Figure collection entries:
——————————
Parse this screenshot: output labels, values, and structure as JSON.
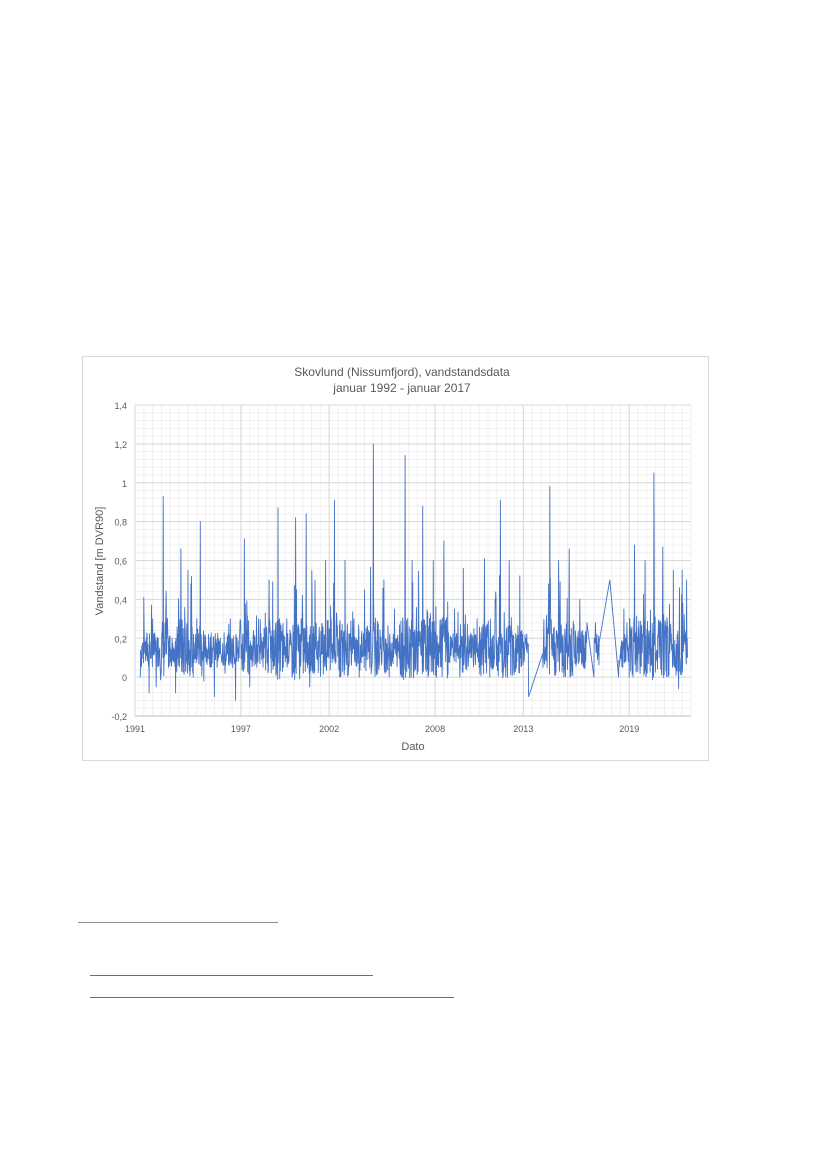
{
  "chart_data": {
    "type": "line",
    "title": "Skovlund (Nissumfjord), vandstandsdata",
    "subtitle": "januar 1992 - januar 2017",
    "xlabel": "Dato",
    "ylabel": "Vandstand [m DVR90]",
    "xlim": [
      1991,
      2022.5
    ],
    "ylim": [
      -0.2,
      1.4
    ],
    "xticks": [
      "1991",
      "1997",
      "2002",
      "2008",
      "2013",
      "2019"
    ],
    "yticks": [
      "-0,2",
      "0",
      "0,2",
      "0,4",
      "0,6",
      "0,8",
      "1",
      "1,2",
      "1,4"
    ],
    "grid": true,
    "legend": "none",
    "line_color": "#4472c4",
    "series": [
      {
        "x": [
          1991.3,
          1991.5,
          1991.8,
          1992.0,
          1992.2,
          1992.4,
          1992.6,
          1992.9,
          1993.1,
          1993.3,
          1993.6,
          1993.8,
          1994.0,
          1994.3,
          1994.5,
          1994.7,
          1994.9,
          1995.2,
          1995.5,
          1995.8,
          1996.1,
          1996.4,
          1996.7,
          1996.9,
          1997.2,
          1997.5,
          1997.8,
          1998.0,
          1998.3,
          1998.6,
          1998.9,
          1999.1,
          1999.4,
          1999.6,
          1999.9,
          2000.1,
          2000.4,
          2000.7,
          2000.9,
          2001.2,
          2001.5,
          2001.8,
          2002.0,
          2002.3,
          2002.6,
          2002.9,
          2003.1,
          2003.4,
          2003.7,
          2004.0,
          2004.3,
          2004.5,
          2004.8,
          2005.1,
          2005.4,
          2005.7,
          2006.0,
          2006.3,
          2006.5,
          2006.7,
          2007.0,
          2007.3,
          2007.6,
          2007.9,
          2008.2,
          2008.5,
          2008.8,
          2009.1,
          2009.4,
          2009.6,
          2009.9,
          2010.2,
          2010.5,
          2010.8,
          2011.1,
          2011.4,
          2011.7,
          2011.9,
          2012.2,
          2012.5,
          2012.8,
          2013.0,
          2013.3,
          2014.1,
          2014.5,
          2014.7,
          2015.0,
          2015.3,
          2015.6,
          2015.9,
          2016.2,
          2016.6,
          2017.0,
          2017.3,
          2017.9,
          2018.4,
          2018.7,
          2019.0,
          2019.3,
          2019.6,
          2019.9,
          2020.1,
          2020.4,
          2020.7,
          2020.9,
          2021.2,
          2021.5,
          2021.8,
          2022.0,
          2022.3
        ],
        "y": [
          0.0,
          0.41,
          -0.08,
          0.3,
          -0.05,
          0.15,
          0.93,
          0.05,
          0.2,
          -0.08,
          0.66,
          0.1,
          0.55,
          0.0,
          0.3,
          0.8,
          -0.02,
          0.15,
          -0.1,
          0.12,
          0.02,
          0.3,
          -0.12,
          0.1,
          0.71,
          -0.05,
          0.2,
          0.3,
          0.1,
          0.5,
          0.06,
          0.87,
          0.05,
          0.3,
          0.0,
          0.82,
          0.1,
          0.84,
          -0.05,
          0.5,
          0.05,
          0.6,
          0.25,
          0.91,
          0.0,
          0.6,
          0.05,
          0.3,
          0.0,
          0.45,
          0.05,
          1.2,
          0.1,
          0.5,
          0.0,
          0.35,
          0.1,
          1.14,
          0.05,
          0.6,
          0.1,
          0.88,
          0.0,
          0.6,
          0.05,
          0.7,
          0.1,
          0.35,
          0.0,
          0.56,
          0.1,
          0.25,
          0.05,
          0.61,
          0.0,
          0.4,
          0.91,
          0.1,
          0.6,
          0.05,
          0.52,
          0.1,
          -0.1,
          0.12,
          0.98,
          0.1,
          0.6,
          0.0,
          0.66,
          0.1,
          0.4,
          0.28,
          0.0,
          0.18,
          0.5,
          0.0,
          0.35,
          0.0,
          0.68,
          0.1,
          0.6,
          0.2,
          1.05,
          0.1,
          0.67,
          0.0,
          0.55,
          -0.06,
          0.55,
          0.1
        ]
      }
    ]
  }
}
——————————
▶ _Your instructions_
Quote each line of the listing exactly, but leave the pictures out.

▶ _Task output_
Parse this screenshot: output labels, values, and structure as JSON.
{
  "chart_data": {
    "type": "line",
    "title": "Skovlund (Nissumfjord), vandstandsdata",
    "subtitle": "januar 1992 - januar 2017",
    "xlabel": "Dato",
    "ylabel": "Vandstand [m DVR90]",
    "xlim": [
      1991,
      2022.5
    ],
    "ylim": [
      -0.2,
      1.4
    ],
    "xticks": [
      "1991",
      "1997",
      "2002",
      "2008",
      "2013",
      "2019"
    ],
    "yticks": [
      "-0,2",
      "0",
      "0,2",
      "0,4",
      "0,6",
      "0,8",
      "1",
      "1,2",
      "1,4"
    ],
    "grid": true,
    "legend": "none",
    "line_color": "#4472c4",
    "series": [
      {
        "x": [
          1991.3,
          1991.5,
          1991.8,
          1992.0,
          1992.2,
          1992.4,
          1992.6,
          1992.9,
          1993.1,
          1993.3,
          1993.6,
          1993.8,
          1994.0,
          1994.3,
          1994.5,
          1994.7,
          1994.9,
          1995.2,
          1995.5,
          1995.8,
          1996.1,
          1996.4,
          1996.7,
          1996.9,
          1997.2,
          1997.5,
          1997.8,
          1998.0,
          1998.3,
          1998.6,
          1998.9,
          1999.1,
          1999.4,
          1999.6,
          1999.9,
          2000.1,
          2000.4,
          2000.7,
          2000.9,
          2001.2,
          2001.5,
          2001.8,
          2002.0,
          2002.3,
          2002.6,
          2002.9,
          2003.1,
          2003.4,
          2003.7,
          2004.0,
          2004.3,
          2004.5,
          2004.8,
          2005.1,
          2005.4,
          2005.7,
          2006.0,
          2006.3,
          2006.5,
          2006.7,
          2007.0,
          2007.3,
          2007.6,
          2007.9,
          2008.2,
          2008.5,
          2008.8,
          2009.1,
          2009.4,
          2009.6,
          2009.9,
          2010.2,
          2010.5,
          2010.8,
          2011.1,
          2011.4,
          2011.7,
          2011.9,
          2012.2,
          2012.5,
          2012.8,
          2013.0,
          2013.3,
          2014.1,
          2014.5,
          2014.7,
          2015.0,
          2015.3,
          2015.6,
          2015.9,
          2016.2,
          2016.6,
          2017.0,
          2017.3,
          2017.9,
          2018.4,
          2018.7,
          2019.0,
          2019.3,
          2019.6,
          2019.9,
          2020.1,
          2020.4,
          2020.7,
          2020.9,
          2021.2,
          2021.5,
          2021.8,
          2022.0,
          2022.3
        ],
        "y": [
          0.0,
          0.41,
          -0.08,
          0.3,
          -0.05,
          0.15,
          0.93,
          0.05,
          0.2,
          -0.08,
          0.66,
          0.1,
          0.55,
          0.0,
          0.3,
          0.8,
          -0.02,
          0.15,
          -0.1,
          0.12,
          0.02,
          0.3,
          -0.12,
          0.1,
          0.71,
          -0.05,
          0.2,
          0.3,
          0.1,
          0.5,
          0.06,
          0.87,
          0.05,
          0.3,
          0.0,
          0.82,
          0.1,
          0.84,
          -0.05,
          0.5,
          0.05,
          0.6,
          0.25,
          0.91,
          0.0,
          0.6,
          0.05,
          0.3,
          0.0,
          0.45,
          0.05,
          1.2,
          0.1,
          0.5,
          0.0,
          0.35,
          0.1,
          1.14,
          0.05,
          0.6,
          0.1,
          0.88,
          0.0,
          0.6,
          0.05,
          0.7,
          0.1,
          0.35,
          0.0,
          0.56,
          0.1,
          0.25,
          0.05,
          0.61,
          0.0,
          0.4,
          0.91,
          0.1,
          0.6,
          0.05,
          0.52,
          0.1,
          -0.1,
          0.12,
          0.98,
          0.1,
          0.6,
          0.0,
          0.66,
          0.1,
          0.4,
          0.28,
          0.0,
          0.18,
          0.5,
          0.0,
          0.35,
          0.0,
          0.68,
          0.1,
          0.6,
          0.2,
          1.05,
          0.1,
          0.67,
          0.0,
          0.55,
          -0.06,
          0.55,
          0.1
        ]
      }
    ]
  }
}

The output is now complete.